The exercise:
Quote all of the data exactly as given. Skip every picture it contains.

— begin Records provided —

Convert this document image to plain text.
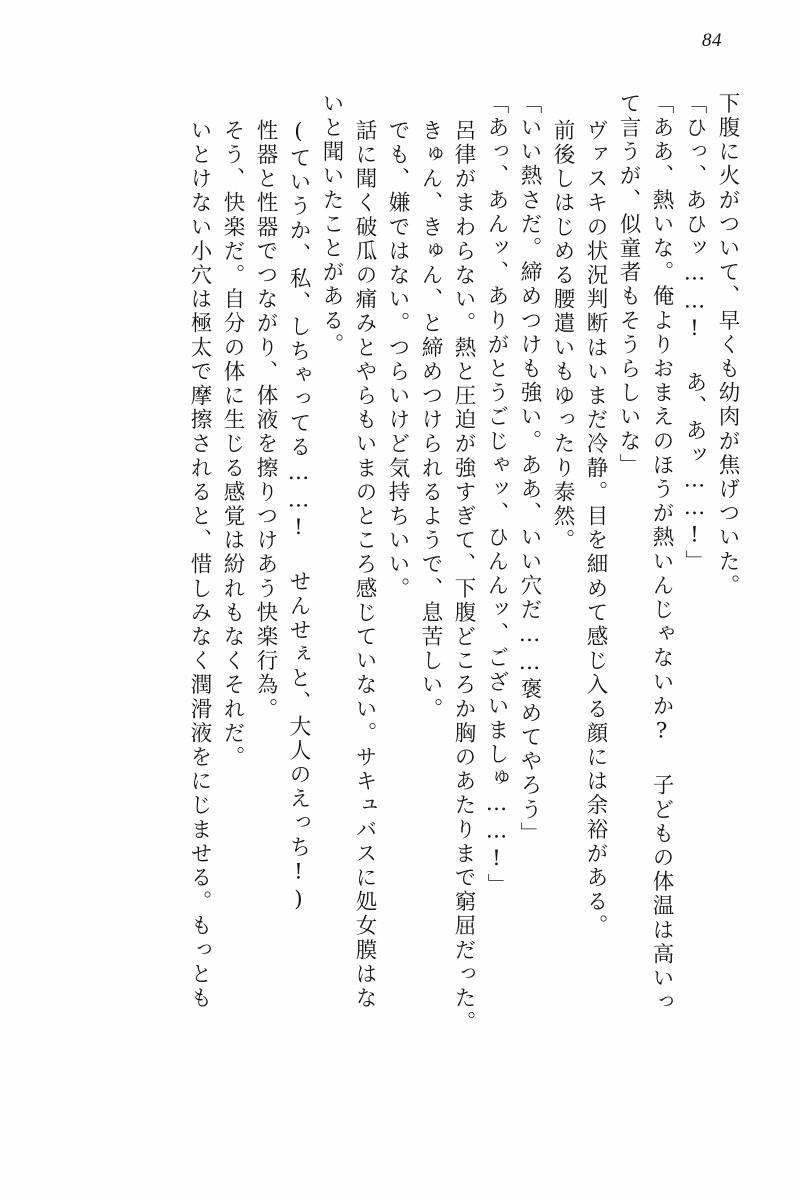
84
下腹に火がついて、早くも幼肉が焦げついた。
「ひっ、あひッ……! あ、あッ……!」
「ああ、熱いな。俺よりおまえのほうが熱いんじゃないか? 子どもの体温は高いっ
て言うが、似童者もそうらしいな」
ヴァスキの状況判断はいまだ冷静。目を細めて感じ入る顔には余裕がある。
前後しはじめる腰遣いもゆったり泰然。
「いい熱さだ。締めつけも強い。ああ、いい穴だ……褒めてやろう」
「あっ、あんッ、ありがとうごじゃッ、ひんんッ、ございましゅ……!」
呂律がまわらない。熱と圧迫が強すぎて、下腹どころか胸のあたりまで窮屈だった。
きゅん、きゅん、と締めつけられるようで、息苦しい。
でも、嫌ではない。つらいけど気持ちいい。
話に聞く破瓜の痛みとやらもいまのところ感じていない。サキュバスに処女膜はな
いと聞いたことがある。
(ていうか、私、しちゃってる……! せんせぇと、大人のえっち!)
性器と性器でつながり、体液を擦りつけあう快楽行為。
そう、快楽だ。自分の体に生じる感覚は紛れもなくそれだ。
いとけない小穴は極太で摩擦されると、惜しみなく潤滑液をにじませる。もっとも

— end Records provided —

Response to the task:
Convert this document image to plain text.
84
下腹に火がついて、早くも幼肉が焦げついた。
「ひっ、あひッ……! あ、あッ……!」
「ああ、熱いな。俺よりおまえのほうが熱いんじゃないか? 子どもの体温は高いっ
て言うが、似童者もそうらしいな」
ヴァスキの状況判断はいまだ冷静。目を細めて感じ入る顔には余裕がある。
前後しはじめる腰遣いもゆったり泰然。
「いい熱さだ。締めつけも強い。ああ、いい穴だ……褒めてやろう」
「あっ、あんッ、ありがとうごじゃッ、ひんんッ、ございましゅ……!」
呂律がまわらない。熱と圧迫が強すぎて、下腹どころか胸のあたりまで窮屈だった。
きゅん、きゅん、と締めつけられるようで、息苦しい。
でも、嫌ではない。つらいけど気持ちいい。
話に聞く破瓜の痛みとやらもいまのところ感じていない。サキュバスに処女膜はな
いと聞いたことがある。
(ていうか、私、しちゃってる……! せんせぇと、大人のえっち!)
性器と性器でつながり、体液を擦りつけあう快楽行為。
そう、快楽だ。自分の体に生じる感覚は紛れもなくそれだ。
いとけない小穴は極太で摩擦されると、惜しみなく潤滑液をにじませる。もっとも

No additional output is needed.